Entries from a dataset
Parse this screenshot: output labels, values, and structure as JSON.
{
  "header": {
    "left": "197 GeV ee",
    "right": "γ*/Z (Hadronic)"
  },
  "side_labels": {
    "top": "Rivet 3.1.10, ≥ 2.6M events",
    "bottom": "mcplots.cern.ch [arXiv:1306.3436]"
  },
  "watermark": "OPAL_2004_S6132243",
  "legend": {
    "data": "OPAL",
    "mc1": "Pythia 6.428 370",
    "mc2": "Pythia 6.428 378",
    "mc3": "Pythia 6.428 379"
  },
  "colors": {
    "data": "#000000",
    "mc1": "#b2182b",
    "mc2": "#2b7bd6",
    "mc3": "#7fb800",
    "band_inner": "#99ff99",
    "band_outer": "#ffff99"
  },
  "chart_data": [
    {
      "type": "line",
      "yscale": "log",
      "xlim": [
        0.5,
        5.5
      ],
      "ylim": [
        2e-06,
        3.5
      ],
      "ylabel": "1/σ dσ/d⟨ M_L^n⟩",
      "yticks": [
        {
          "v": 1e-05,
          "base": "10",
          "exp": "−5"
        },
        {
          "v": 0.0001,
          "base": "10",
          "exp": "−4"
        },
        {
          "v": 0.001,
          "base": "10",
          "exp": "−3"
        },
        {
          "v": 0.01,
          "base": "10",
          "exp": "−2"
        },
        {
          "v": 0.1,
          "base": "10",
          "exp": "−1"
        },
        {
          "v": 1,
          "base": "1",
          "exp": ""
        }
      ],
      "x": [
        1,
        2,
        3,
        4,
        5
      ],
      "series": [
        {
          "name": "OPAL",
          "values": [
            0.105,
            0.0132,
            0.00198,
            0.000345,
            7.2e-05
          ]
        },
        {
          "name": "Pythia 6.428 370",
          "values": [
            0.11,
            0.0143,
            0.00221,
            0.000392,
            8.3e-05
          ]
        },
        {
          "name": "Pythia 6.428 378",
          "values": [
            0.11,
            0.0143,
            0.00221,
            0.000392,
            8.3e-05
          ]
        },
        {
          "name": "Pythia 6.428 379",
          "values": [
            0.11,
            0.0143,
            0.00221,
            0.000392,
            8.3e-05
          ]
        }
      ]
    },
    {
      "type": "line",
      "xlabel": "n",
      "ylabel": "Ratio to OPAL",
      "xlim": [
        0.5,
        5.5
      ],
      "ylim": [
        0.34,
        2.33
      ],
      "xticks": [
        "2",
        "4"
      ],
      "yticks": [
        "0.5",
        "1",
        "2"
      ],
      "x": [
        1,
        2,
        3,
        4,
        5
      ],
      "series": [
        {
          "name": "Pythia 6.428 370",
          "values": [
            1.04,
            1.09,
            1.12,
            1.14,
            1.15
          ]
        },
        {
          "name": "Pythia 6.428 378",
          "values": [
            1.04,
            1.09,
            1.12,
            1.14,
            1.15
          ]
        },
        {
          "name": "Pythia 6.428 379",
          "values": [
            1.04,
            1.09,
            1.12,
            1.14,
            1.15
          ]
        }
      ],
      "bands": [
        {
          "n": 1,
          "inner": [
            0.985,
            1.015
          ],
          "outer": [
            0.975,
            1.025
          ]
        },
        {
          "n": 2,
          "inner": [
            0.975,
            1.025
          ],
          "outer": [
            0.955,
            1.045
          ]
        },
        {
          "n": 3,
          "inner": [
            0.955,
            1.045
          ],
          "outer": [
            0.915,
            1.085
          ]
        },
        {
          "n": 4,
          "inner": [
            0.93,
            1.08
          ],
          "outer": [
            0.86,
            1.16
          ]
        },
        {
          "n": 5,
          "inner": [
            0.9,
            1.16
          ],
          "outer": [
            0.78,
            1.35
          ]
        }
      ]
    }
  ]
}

• [What is needed]: Write out every entry exactly as given.

• [Solution for this problem]:
Parse this screenshot: output labels, values, and structure as JSON.
{
  "header": {
    "left": "197 GeV ee",
    "right": "γ*/Z (Hadronic)"
  },
  "side_labels": {
    "top": "Rivet 3.1.10, ≥ 2.6M events",
    "bottom": "mcplots.cern.ch [arXiv:1306.3436]"
  },
  "watermark": "OPAL_2004_S6132243",
  "legend": {
    "data": "OPAL",
    "mc1": "Pythia 6.428 370",
    "mc2": "Pythia 6.428 378",
    "mc3": "Pythia 6.428 379"
  },
  "colors": {
    "data": "#000000",
    "mc1": "#b2182b",
    "mc2": "#2b7bd6",
    "mc3": "#7fb800",
    "band_inner": "#99ff99",
    "band_outer": "#ffff99"
  },
  "chart_data": [
    {
      "type": "line",
      "yscale": "log",
      "xlim": [
        0.5,
        5.5
      ],
      "ylim": [
        2e-06,
        3.5
      ],
      "ylabel": "1/σ dσ/d⟨ M_L^n⟩",
      "yticks": [
        {
          "v": 1e-05,
          "base": "10",
          "exp": "−5"
        },
        {
          "v": 0.0001,
          "base": "10",
          "exp": "−4"
        },
        {
          "v": 0.001,
          "base": "10",
          "exp": "−3"
        },
        {
          "v": 0.01,
          "base": "10",
          "exp": "−2"
        },
        {
          "v": 0.1,
          "base": "10",
          "exp": "−1"
        },
        {
          "v": 1,
          "base": "1",
          "exp": ""
        }
      ],
      "x": [
        1,
        2,
        3,
        4,
        5
      ],
      "series": [
        {
          "name": "OPAL",
          "values": [
            0.105,
            0.0132,
            0.00198,
            0.000345,
            7.2e-05
          ]
        },
        {
          "name": "Pythia 6.428 370",
          "values": [
            0.11,
            0.0143,
            0.00221,
            0.000392,
            8.3e-05
          ]
        },
        {
          "name": "Pythia 6.428 378",
          "values": [
            0.11,
            0.0143,
            0.00221,
            0.000392,
            8.3e-05
          ]
        },
        {
          "name": "Pythia 6.428 379",
          "values": [
            0.11,
            0.0143,
            0.00221,
            0.000392,
            8.3e-05
          ]
        }
      ]
    },
    {
      "type": "line",
      "xlabel": "n",
      "ylabel": "Ratio to OPAL",
      "xlim": [
        0.5,
        5.5
      ],
      "ylim": [
        0.34,
        2.33
      ],
      "xticks": [
        "2",
        "4"
      ],
      "yticks": [
        "0.5",
        "1",
        "2"
      ],
      "x": [
        1,
        2,
        3,
        4,
        5
      ],
      "series": [
        {
          "name": "Pythia 6.428 370",
          "values": [
            1.04,
            1.09,
            1.12,
            1.14,
            1.15
          ]
        },
        {
          "name": "Pythia 6.428 378",
          "values": [
            1.04,
            1.09,
            1.12,
            1.14,
            1.15
          ]
        },
        {
          "name": "Pythia 6.428 379",
          "values": [
            1.04,
            1.09,
            1.12,
            1.14,
            1.15
          ]
        }
      ],
      "bands": [
        {
          "n": 1,
          "inner": [
            0.985,
            1.015
          ],
          "outer": [
            0.975,
            1.025
          ]
        },
        {
          "n": 2,
          "inner": [
            0.975,
            1.025
          ],
          "outer": [
            0.955,
            1.045
          ]
        },
        {
          "n": 3,
          "inner": [
            0.955,
            1.045
          ],
          "outer": [
            0.915,
            1.085
          ]
        },
        {
          "n": 4,
          "inner": [
            0.93,
            1.08
          ],
          "outer": [
            0.86,
            1.16
          ]
        },
        {
          "n": 5,
          "inner": [
            0.9,
            1.16
          ],
          "outer": [
            0.78,
            1.35
          ]
        }
      ]
    }
  ]
}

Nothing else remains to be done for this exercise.